**Exercise task:**
Do any lines in the data below contain "Women"? If so, copy every one of them.
── Rows
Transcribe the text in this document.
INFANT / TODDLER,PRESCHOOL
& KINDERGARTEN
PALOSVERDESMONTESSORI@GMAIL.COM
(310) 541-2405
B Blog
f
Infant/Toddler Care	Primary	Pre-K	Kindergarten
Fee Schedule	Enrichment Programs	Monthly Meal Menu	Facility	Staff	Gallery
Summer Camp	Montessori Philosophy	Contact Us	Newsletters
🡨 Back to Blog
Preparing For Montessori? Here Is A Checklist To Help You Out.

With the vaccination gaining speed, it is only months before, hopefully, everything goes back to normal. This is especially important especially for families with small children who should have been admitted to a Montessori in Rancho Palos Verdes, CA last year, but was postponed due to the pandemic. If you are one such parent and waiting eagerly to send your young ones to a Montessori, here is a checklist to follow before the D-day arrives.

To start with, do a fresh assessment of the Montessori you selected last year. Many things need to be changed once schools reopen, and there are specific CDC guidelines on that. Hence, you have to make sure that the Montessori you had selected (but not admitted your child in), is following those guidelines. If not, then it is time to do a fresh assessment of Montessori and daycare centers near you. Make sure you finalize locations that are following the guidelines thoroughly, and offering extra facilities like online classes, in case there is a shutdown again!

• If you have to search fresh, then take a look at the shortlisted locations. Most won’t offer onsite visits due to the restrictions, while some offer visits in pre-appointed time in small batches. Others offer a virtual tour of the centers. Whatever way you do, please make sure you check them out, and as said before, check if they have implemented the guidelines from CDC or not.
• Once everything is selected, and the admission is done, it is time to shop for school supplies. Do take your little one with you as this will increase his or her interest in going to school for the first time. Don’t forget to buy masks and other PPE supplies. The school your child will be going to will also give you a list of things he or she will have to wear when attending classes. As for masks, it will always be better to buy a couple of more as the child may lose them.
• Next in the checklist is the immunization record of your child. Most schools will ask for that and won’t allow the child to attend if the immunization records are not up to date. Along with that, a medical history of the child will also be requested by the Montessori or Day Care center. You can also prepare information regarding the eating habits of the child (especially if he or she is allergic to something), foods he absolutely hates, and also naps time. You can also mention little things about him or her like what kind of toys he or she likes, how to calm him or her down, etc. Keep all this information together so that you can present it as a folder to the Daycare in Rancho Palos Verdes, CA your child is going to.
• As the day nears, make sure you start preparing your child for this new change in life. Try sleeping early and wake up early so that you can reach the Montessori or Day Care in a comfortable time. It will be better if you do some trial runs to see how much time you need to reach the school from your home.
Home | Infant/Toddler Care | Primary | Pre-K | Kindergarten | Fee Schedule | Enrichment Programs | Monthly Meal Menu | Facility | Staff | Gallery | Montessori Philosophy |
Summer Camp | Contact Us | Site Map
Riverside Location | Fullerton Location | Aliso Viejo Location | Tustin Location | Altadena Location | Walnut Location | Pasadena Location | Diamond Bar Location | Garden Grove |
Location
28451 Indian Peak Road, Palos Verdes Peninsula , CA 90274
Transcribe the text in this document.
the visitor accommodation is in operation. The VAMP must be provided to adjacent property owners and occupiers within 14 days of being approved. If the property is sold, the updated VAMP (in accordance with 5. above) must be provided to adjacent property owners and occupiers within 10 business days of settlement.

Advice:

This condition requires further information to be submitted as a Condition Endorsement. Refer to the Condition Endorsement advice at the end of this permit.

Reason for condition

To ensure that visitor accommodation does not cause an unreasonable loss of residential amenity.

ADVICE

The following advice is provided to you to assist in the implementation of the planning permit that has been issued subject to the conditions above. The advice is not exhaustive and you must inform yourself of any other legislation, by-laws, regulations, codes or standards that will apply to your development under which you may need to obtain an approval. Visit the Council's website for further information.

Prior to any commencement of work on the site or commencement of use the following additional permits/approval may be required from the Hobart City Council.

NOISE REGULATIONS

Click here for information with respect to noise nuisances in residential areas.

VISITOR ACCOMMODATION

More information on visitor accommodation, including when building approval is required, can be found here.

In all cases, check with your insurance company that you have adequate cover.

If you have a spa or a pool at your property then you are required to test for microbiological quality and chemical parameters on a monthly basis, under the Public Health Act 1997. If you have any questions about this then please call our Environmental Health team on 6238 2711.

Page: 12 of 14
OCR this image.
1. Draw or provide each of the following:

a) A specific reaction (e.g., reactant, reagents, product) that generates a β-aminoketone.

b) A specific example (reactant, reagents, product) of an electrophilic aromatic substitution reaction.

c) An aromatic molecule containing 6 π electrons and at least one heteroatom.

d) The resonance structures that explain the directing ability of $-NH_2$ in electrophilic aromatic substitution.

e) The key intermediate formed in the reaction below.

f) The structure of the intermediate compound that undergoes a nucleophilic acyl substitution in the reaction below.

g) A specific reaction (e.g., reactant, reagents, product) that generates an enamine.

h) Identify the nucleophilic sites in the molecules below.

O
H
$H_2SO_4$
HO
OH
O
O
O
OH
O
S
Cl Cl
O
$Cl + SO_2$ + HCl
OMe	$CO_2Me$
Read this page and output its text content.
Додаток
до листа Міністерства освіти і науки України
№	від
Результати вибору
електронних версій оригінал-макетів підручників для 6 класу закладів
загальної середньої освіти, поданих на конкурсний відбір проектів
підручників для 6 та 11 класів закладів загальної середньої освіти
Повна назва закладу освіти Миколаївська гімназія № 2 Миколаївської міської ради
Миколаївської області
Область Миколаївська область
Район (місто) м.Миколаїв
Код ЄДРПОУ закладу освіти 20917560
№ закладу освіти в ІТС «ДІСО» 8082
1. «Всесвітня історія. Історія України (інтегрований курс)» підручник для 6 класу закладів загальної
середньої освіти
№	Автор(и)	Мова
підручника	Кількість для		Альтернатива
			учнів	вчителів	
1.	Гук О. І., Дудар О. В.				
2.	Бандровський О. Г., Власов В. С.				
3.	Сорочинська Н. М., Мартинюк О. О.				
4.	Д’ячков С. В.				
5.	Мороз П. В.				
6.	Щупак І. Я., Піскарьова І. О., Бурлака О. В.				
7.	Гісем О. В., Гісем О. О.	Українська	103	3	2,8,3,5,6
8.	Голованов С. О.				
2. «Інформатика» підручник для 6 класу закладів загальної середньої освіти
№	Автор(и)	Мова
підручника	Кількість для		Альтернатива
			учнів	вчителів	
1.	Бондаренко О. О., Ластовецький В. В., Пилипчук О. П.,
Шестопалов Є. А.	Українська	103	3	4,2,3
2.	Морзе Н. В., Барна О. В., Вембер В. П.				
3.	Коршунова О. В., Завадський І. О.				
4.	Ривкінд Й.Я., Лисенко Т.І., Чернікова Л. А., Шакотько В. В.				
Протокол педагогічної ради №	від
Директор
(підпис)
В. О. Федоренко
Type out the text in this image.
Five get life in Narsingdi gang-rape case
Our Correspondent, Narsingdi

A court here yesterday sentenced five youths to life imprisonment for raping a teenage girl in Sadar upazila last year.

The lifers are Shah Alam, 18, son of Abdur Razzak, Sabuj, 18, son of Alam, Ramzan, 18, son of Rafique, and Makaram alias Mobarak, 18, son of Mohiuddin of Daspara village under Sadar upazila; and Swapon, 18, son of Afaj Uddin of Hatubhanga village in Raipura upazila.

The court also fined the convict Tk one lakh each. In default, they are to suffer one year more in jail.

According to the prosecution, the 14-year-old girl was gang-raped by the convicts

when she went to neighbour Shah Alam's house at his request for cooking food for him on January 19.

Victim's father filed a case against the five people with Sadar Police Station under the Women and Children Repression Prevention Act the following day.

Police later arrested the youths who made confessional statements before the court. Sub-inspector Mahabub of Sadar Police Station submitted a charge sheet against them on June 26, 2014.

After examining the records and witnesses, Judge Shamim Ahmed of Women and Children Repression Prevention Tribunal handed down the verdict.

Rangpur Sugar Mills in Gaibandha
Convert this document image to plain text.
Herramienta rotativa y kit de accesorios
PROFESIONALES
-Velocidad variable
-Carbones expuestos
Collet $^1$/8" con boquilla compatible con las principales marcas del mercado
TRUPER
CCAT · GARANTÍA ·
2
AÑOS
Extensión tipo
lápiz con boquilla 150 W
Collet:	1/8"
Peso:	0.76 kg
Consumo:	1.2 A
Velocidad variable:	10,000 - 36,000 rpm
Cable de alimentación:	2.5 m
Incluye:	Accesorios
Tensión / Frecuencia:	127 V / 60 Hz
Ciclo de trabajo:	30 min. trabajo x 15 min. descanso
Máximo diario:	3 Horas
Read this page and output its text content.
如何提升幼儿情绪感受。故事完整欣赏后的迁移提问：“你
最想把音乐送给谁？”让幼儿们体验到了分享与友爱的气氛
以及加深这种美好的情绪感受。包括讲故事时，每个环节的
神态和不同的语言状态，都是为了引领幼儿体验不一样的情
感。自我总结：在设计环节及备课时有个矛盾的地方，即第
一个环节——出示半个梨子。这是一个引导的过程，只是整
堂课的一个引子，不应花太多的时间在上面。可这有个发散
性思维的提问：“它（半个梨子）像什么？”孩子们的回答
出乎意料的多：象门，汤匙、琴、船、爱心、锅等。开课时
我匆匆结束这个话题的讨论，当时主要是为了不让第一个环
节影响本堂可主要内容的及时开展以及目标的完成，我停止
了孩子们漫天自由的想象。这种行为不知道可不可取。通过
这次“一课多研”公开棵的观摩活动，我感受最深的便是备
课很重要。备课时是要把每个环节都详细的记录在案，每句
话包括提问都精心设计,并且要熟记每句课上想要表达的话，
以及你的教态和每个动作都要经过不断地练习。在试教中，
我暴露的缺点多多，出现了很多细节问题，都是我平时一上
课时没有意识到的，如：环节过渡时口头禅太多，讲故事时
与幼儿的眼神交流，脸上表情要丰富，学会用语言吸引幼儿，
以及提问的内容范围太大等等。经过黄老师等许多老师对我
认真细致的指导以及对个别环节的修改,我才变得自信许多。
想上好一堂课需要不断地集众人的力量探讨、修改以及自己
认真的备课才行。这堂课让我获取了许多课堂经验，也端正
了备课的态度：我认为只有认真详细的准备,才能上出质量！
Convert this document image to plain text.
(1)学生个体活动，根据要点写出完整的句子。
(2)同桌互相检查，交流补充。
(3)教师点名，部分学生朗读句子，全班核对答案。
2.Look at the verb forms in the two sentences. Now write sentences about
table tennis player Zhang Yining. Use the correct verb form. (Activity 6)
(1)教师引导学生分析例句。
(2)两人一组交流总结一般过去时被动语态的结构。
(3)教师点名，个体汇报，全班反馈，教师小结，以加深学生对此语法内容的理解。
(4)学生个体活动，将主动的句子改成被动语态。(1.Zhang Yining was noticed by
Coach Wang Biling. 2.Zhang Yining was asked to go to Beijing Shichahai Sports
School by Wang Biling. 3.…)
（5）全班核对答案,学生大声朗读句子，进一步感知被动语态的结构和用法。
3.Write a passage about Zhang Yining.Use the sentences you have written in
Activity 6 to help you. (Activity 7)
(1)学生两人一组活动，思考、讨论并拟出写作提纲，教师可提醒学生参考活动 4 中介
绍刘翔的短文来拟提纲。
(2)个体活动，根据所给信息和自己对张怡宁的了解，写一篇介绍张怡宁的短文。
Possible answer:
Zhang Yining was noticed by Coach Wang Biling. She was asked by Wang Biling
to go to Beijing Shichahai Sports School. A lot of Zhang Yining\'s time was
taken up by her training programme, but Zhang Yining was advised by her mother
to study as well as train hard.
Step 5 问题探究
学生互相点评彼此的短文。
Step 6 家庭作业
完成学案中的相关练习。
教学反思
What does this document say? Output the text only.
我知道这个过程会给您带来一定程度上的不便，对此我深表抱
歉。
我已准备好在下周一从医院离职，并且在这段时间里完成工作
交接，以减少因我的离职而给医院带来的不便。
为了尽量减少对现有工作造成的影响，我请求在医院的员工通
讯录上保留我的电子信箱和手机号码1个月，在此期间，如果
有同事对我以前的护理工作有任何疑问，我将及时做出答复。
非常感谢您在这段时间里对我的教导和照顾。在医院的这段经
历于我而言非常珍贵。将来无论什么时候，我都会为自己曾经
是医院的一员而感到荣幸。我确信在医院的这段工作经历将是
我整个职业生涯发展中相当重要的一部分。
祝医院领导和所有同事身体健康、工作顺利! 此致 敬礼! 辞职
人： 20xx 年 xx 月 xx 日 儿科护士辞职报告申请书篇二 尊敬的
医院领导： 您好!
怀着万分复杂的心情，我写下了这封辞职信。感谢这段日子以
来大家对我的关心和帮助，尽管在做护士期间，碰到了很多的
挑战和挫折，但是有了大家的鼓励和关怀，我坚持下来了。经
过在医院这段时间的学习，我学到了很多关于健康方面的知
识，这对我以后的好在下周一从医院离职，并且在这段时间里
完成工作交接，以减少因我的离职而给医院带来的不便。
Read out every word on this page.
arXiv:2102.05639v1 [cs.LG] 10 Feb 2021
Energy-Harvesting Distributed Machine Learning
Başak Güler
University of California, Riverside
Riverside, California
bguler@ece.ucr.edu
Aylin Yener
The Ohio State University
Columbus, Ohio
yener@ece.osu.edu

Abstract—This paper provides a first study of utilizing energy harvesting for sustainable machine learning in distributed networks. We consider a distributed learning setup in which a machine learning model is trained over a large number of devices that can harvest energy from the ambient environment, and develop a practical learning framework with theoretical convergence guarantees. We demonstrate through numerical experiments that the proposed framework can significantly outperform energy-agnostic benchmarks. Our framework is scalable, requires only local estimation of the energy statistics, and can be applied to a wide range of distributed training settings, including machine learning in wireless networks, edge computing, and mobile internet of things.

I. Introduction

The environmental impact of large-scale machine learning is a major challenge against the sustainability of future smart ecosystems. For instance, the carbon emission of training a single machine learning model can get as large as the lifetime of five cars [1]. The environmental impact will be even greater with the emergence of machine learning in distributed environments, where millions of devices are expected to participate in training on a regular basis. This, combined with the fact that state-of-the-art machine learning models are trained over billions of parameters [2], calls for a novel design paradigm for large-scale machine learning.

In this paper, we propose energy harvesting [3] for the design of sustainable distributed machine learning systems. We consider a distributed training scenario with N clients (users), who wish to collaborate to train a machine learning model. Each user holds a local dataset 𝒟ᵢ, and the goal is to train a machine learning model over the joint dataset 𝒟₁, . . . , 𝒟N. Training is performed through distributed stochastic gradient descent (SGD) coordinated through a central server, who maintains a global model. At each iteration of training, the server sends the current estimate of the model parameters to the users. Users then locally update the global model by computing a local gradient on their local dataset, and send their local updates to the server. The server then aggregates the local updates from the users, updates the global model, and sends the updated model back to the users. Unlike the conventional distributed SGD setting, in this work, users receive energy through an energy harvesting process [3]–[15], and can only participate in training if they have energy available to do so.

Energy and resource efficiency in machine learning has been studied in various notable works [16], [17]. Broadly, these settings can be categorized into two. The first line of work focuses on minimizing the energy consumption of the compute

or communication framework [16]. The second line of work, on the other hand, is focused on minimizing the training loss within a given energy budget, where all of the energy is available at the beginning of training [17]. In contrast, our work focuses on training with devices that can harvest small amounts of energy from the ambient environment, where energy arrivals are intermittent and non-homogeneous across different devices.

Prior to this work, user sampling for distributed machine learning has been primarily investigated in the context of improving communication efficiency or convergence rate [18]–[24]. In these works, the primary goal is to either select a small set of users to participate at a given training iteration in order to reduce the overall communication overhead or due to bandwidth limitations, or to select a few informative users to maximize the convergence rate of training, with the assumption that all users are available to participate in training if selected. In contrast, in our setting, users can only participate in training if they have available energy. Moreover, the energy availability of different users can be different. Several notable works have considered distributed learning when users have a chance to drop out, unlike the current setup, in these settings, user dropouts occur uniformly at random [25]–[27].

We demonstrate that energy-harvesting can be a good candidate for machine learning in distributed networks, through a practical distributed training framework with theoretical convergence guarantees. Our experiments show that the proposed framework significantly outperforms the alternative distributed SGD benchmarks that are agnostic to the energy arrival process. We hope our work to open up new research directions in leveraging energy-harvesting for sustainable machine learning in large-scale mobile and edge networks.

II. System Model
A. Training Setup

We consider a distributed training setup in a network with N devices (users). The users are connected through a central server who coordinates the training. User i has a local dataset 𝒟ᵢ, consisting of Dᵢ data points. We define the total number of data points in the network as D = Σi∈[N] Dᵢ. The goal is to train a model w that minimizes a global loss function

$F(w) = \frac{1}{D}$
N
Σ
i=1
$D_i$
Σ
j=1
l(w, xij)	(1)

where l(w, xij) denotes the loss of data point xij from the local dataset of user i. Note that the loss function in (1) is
────
**Result:**
Victim's father filed a case against the five people with Sadar Police Station under the Women and Children Repression Prevention Act the following day.
After examining the records and witnesses, Judge Shamim Ahmed of Women and Children Repression Prevention Tribunal handed down the verdict.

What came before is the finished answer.